Data tied to figure images:
================================

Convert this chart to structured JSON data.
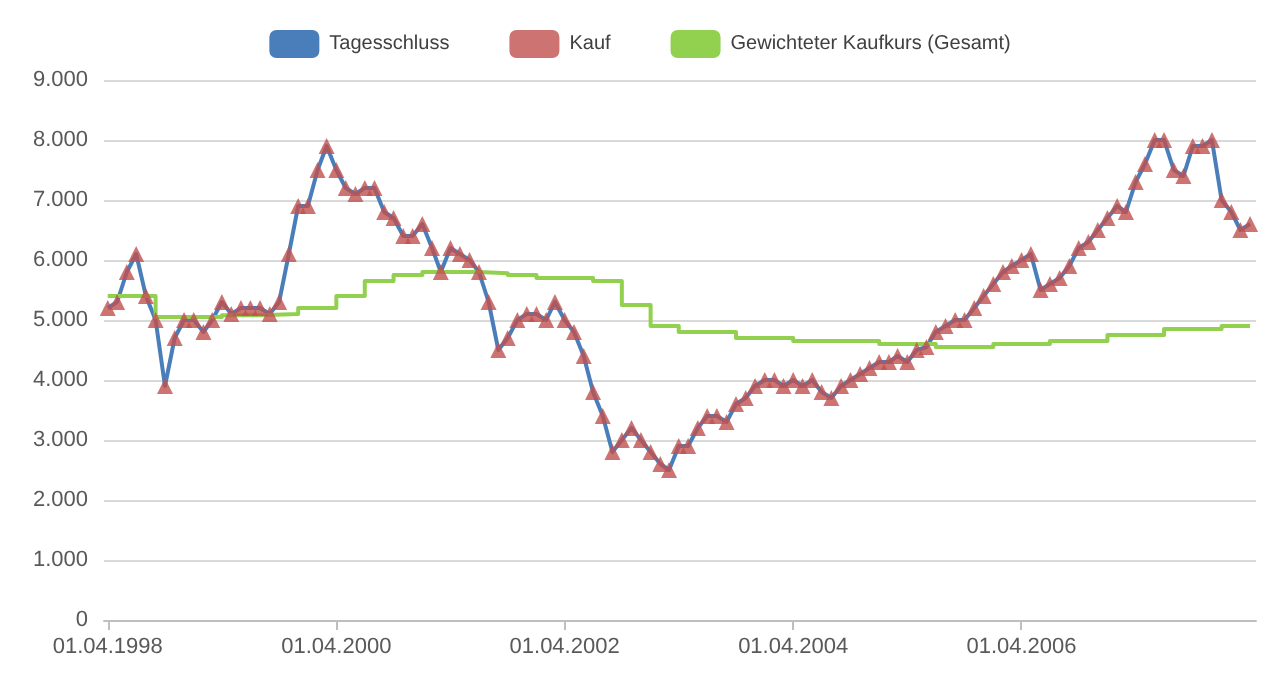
{
  "chart_data": {
    "type": "line",
    "legend": "top",
    "grid": "y",
    "xlim": [
      "1998-03-20",
      "2008-04-20"
    ],
    "xticks": [
      {
        "value": "1998-04-01",
        "label": "01.04.1998"
      },
      {
        "value": "2000-04-01",
        "label": "01.04.2000"
      },
      {
        "value": "2002-04-01",
        "label": "01.04.2002"
      },
      {
        "value": "2004-04-01",
        "label": "01.04.2004"
      },
      {
        "value": "2006-04-01",
        "label": "01.04.2006"
      }
    ],
    "ylim": [
      0,
      9000
    ],
    "yticks": [
      {
        "value": 0,
        "label": "0"
      },
      {
        "value": 1000,
        "label": "1.000"
      },
      {
        "value": 2000,
        "label": "2.000"
      },
      {
        "value": 3000,
        "label": "3.000"
      },
      {
        "value": 4000,
        "label": "4.000"
      },
      {
        "value": 5000,
        "label": "5.000"
      },
      {
        "value": 6000,
        "label": "6.000"
      },
      {
        "value": 7000,
        "label": "7.000"
      },
      {
        "value": 8000,
        "label": "8.000"
      },
      {
        "value": 9000,
        "label": "9.000"
      }
    ],
    "x": [
      "1998-04",
      "1998-05",
      "1998-06",
      "1998-07",
      "1998-08",
      "1998-09",
      "1998-10",
      "1998-11",
      "1998-12",
      "1999-01",
      "1999-02",
      "1999-03",
      "1999-04",
      "1999-05",
      "1999-06",
      "1999-07",
      "1999-08",
      "1999-09",
      "1999-10",
      "1999-11",
      "1999-12",
      "2000-01",
      "2000-02",
      "2000-03",
      "2000-04",
      "2000-05",
      "2000-06",
      "2000-07",
      "2000-08",
      "2000-09",
      "2000-10",
      "2000-11",
      "2000-12",
      "2001-01",
      "2001-02",
      "2001-03",
      "2001-04",
      "2001-05",
      "2001-06",
      "2001-07",
      "2001-08",
      "2001-09",
      "2001-10",
      "2001-11",
      "2001-12",
      "2002-01",
      "2002-02",
      "2002-03",
      "2002-04",
      "2002-05",
      "2002-06",
      "2002-07",
      "2002-08",
      "2002-09",
      "2002-10",
      "2002-11",
      "2002-12",
      "2003-01",
      "2003-02",
      "2003-03",
      "2003-04",
      "2003-05",
      "2003-06",
      "2003-07",
      "2003-08",
      "2003-09",
      "2003-10",
      "2003-11",
      "2003-12",
      "2004-01",
      "2004-02",
      "2004-03",
      "2004-04",
      "2004-05",
      "2004-06",
      "2004-07",
      "2004-08",
      "2004-09",
      "2004-10",
      "2004-11",
      "2004-12",
      "2005-01",
      "2005-02",
      "2005-03",
      "2005-04",
      "2005-05",
      "2005-06",
      "2005-07",
      "2005-08",
      "2005-09",
      "2005-10",
      "2005-11",
      "2005-12",
      "2006-01",
      "2006-02",
      "2006-03",
      "2006-04",
      "2006-05",
      "2006-06",
      "2006-07",
      "2006-08",
      "2006-09",
      "2006-10",
      "2006-11",
      "2006-12",
      "2007-01",
      "2007-02",
      "2007-03",
      "2007-04",
      "2007-05",
      "2007-06",
      "2007-07",
      "2007-08",
      "2007-09",
      "2007-10",
      "2007-11",
      "2007-12",
      "2008-01",
      "2008-02",
      "2008-03",
      "2008-04"
    ],
    "series": [
      {
        "name": "Tagesschluss",
        "type": "line",
        "marker": "none",
        "color": "#4a7ebb",
        "values": [
          5200,
          5300,
          5800,
          6100,
          5400,
          5000,
          3900,
          4700,
          5000,
          5000,
          4800,
          5000,
          5300,
          5100,
          5200,
          5200,
          5200,
          5100,
          5300,
          6100,
          6900,
          6900,
          7500,
          7900,
          7500,
          7200,
          7100,
          7200,
          7200,
          6800,
          6700,
          6400,
          6400,
          6600,
          6200,
          5800,
          6200,
          6100,
          6000,
          5800,
          5300,
          4500,
          4700,
          5000,
          5100,
          5100,
          5000,
          5300,
          5000,
          4800,
          4400,
          3800,
          3400,
          2800,
          3000,
          3200,
          3000,
          2800,
          2600,
          2500,
          2900,
          2900,
          3200,
          3400,
          3400,
          3300,
          3600,
          3700,
          3900,
          4000,
          4000,
          3900,
          4000,
          3900,
          4000,
          3800,
          3700,
          3900,
          4000,
          4100,
          4200,
          4300,
          4300,
          4400,
          4300,
          4500,
          4550,
          4800,
          4900,
          5000,
          5000,
          5200,
          5400,
          5600,
          5800,
          5900,
          6000,
          6100,
          5500,
          5600,
          5700,
          5900,
          6200,
          6300,
          6500,
          6700,
          6900,
          6800,
          7300,
          7600,
          8000,
          8000,
          7500,
          7400,
          7900,
          7900,
          8000,
          7000,
          6800,
          6500,
          6600
        ]
      },
      {
        "name": "Kauf",
        "type": "scatter",
        "marker": "triangle",
        "color": "#c0504d",
        "values": [
          5200,
          5300,
          5800,
          6100,
          5400,
          5000,
          3900,
          4700,
          5000,
          5000,
          4800,
          5000,
          5300,
          5100,
          5200,
          5200,
          5200,
          5100,
          5300,
          6100,
          6900,
          6900,
          7500,
          7900,
          7500,
          7200,
          7100,
          7200,
          7200,
          6800,
          6700,
          6400,
          6400,
          6600,
          6200,
          5800,
          6200,
          6100,
          6000,
          5800,
          5300,
          4500,
          4700,
          5000,
          5100,
          5100,
          5000,
          5300,
          5000,
          4800,
          4400,
          3800,
          3400,
          2800,
          3000,
          3200,
          3000,
          2800,
          2600,
          2500,
          2900,
          2900,
          3200,
          3400,
          3400,
          3300,
          3600,
          3700,
          3900,
          4000,
          4000,
          3900,
          4000,
          3900,
          4000,
          3800,
          3700,
          3900,
          4000,
          4100,
          4200,
          4300,
          4300,
          4400,
          4300,
          4500,
          4550,
          4800,
          4900,
          5000,
          5000,
          5200,
          5400,
          5600,
          5800,
          5900,
          6000,
          6100,
          5500,
          5600,
          5700,
          5900,
          6200,
          6300,
          6500,
          6700,
          6900,
          6800,
          7300,
          7600,
          8000,
          8000,
          7500,
          7400,
          7900,
          7900,
          8000,
          7000,
          6800,
          6500,
          6600
        ]
      },
      {
        "name": "Gewichteter Kaufkurs (Gesamt)",
        "type": "step",
        "marker": "none",
        "color": "#92d050",
        "x": [
          "1998-04",
          "1998-09",
          "1999-04",
          "1999-08",
          "1999-12",
          "2000-04",
          "2000-07",
          "2000-10",
          "2001-01",
          "2001-07",
          "2001-10",
          "2002-01",
          "2002-04",
          "2002-07",
          "2002-10",
          "2003-01",
          "2003-04",
          "2003-10",
          "2004-04",
          "2005-01",
          "2005-07",
          "2006-01",
          "2006-07",
          "2007-01",
          "2007-07",
          "2008-01",
          "2008-04"
        ],
        "values": [
          5400,
          5050,
          5080,
          5100,
          5200,
          5400,
          5650,
          5750,
          5800,
          5780,
          5750,
          5700,
          5700,
          5650,
          5250,
          4900,
          4800,
          4700,
          4650,
          4600,
          4550,
          4600,
          4650,
          4750,
          4850,
          4900,
          4900
        ]
      }
    ]
  }
}
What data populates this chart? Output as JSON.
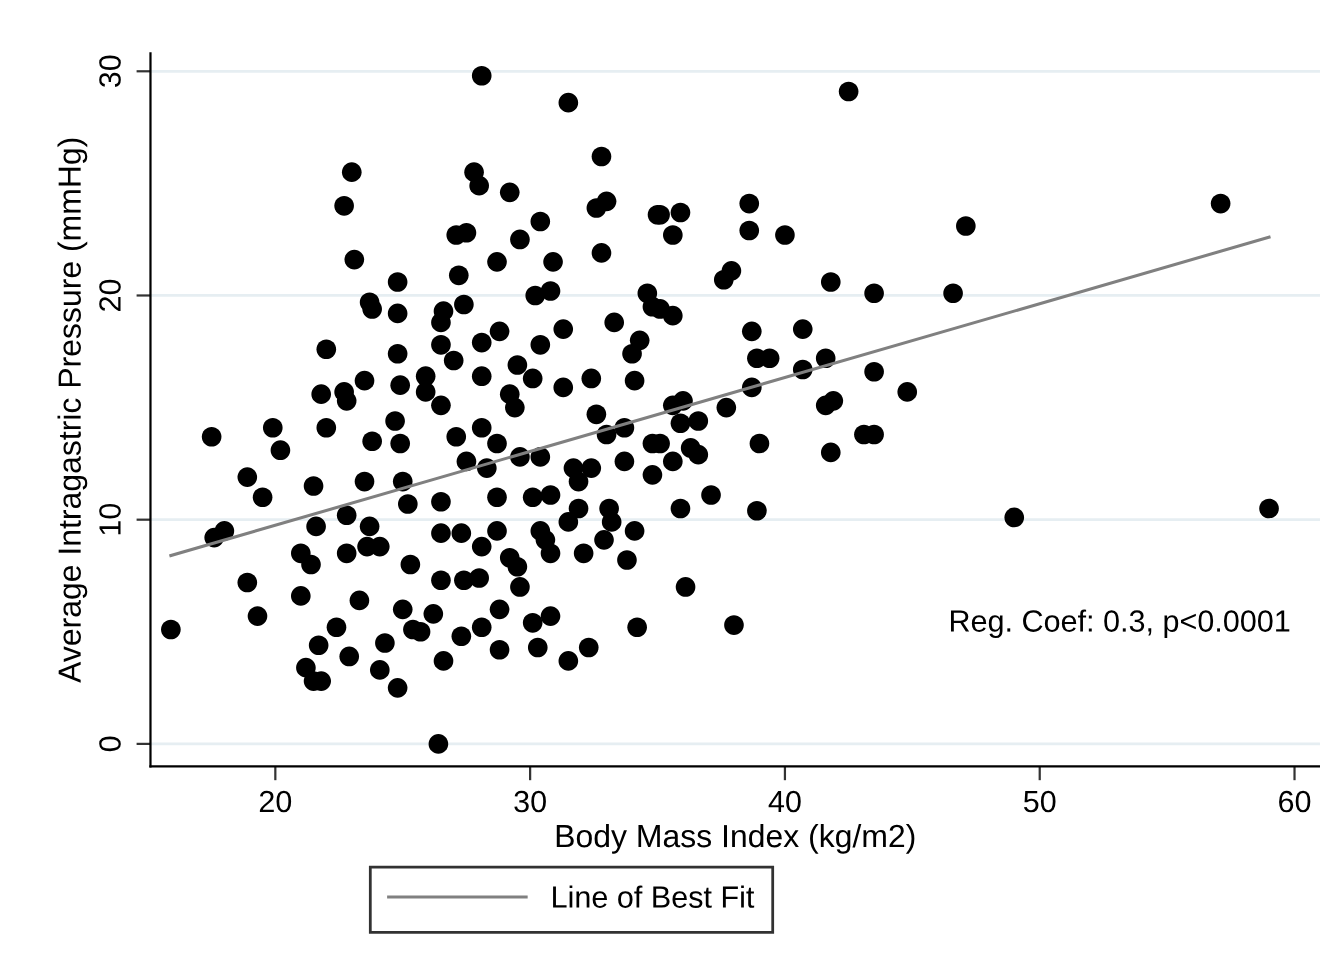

================================

* [Work required] Using the listing above, show each line holding the string "JSON".

* [Exercise answer]
Convert this chart to structured JSON data.
What data populates this chart? Output as JSON.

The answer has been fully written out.